━━━━━ INFORMATION SUPPLIED

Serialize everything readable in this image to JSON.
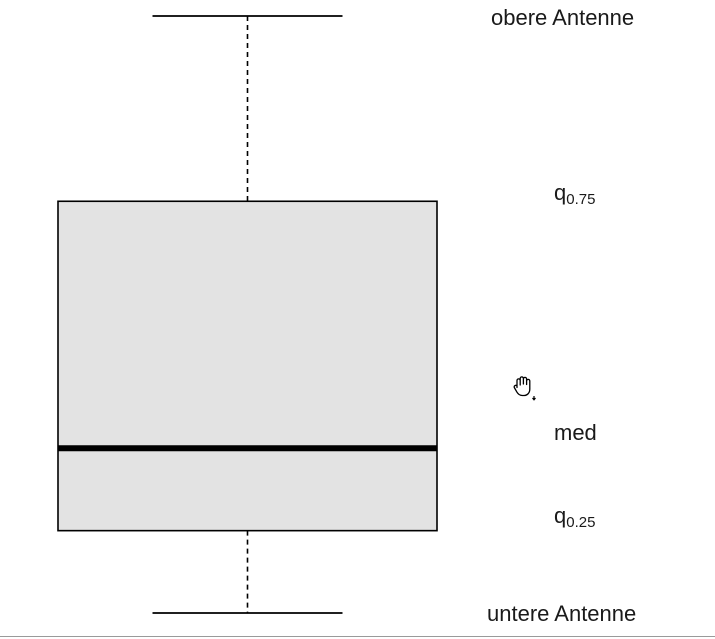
{
  "chart_data": {
    "type": "boxplot",
    "orientation": "vertical",
    "box": {
      "lower_whisker": 0,
      "q25": 1,
      "median": 2,
      "q75": 5,
      "upper_whisker": 7.25
    },
    "whisker_style": "dashed",
    "box_fill": "#e3e3e3",
    "stroke_color": "#000000",
    "labels": {
      "upper_whisker": "obere Antenne",
      "q75_base": "q",
      "q75_sub": "0.75",
      "median": "med",
      "q25_base": "q",
      "q25_sub": "0.25",
      "lower_whisker": "untere Antenne"
    },
    "ylim": [
      0,
      7.25
    ],
    "grid": false
  },
  "cursor": {
    "icon": "grab-hand-cursor-icon"
  }
}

━━━━━━━━━━

GOAL: Set down every entry word for word, but omit the pictures.

RESULT OF THE TASK:
Serialize everything readable in this image to JSON.
{
  "chart_data": {
    "type": "boxplot",
    "orientation": "vertical",
    "box": {
      "lower_whisker": 0,
      "q25": 1,
      "median": 2,
      "q75": 5,
      "upper_whisker": 7.25
    },
    "whisker_style": "dashed",
    "box_fill": "#e3e3e3",
    "stroke_color": "#000000",
    "labels": {
      "upper_whisker": "obere Antenne",
      "q75_base": "q",
      "q75_sub": "0.75",
      "median": "med",
      "q25_base": "q",
      "q25_sub": "0.25",
      "lower_whisker": "untere Antenne"
    },
    "ylim": [
      0,
      7.25
    ],
    "grid": false
  },
  "cursor": {
    "icon": "grab-hand-cursor-icon"
  }
}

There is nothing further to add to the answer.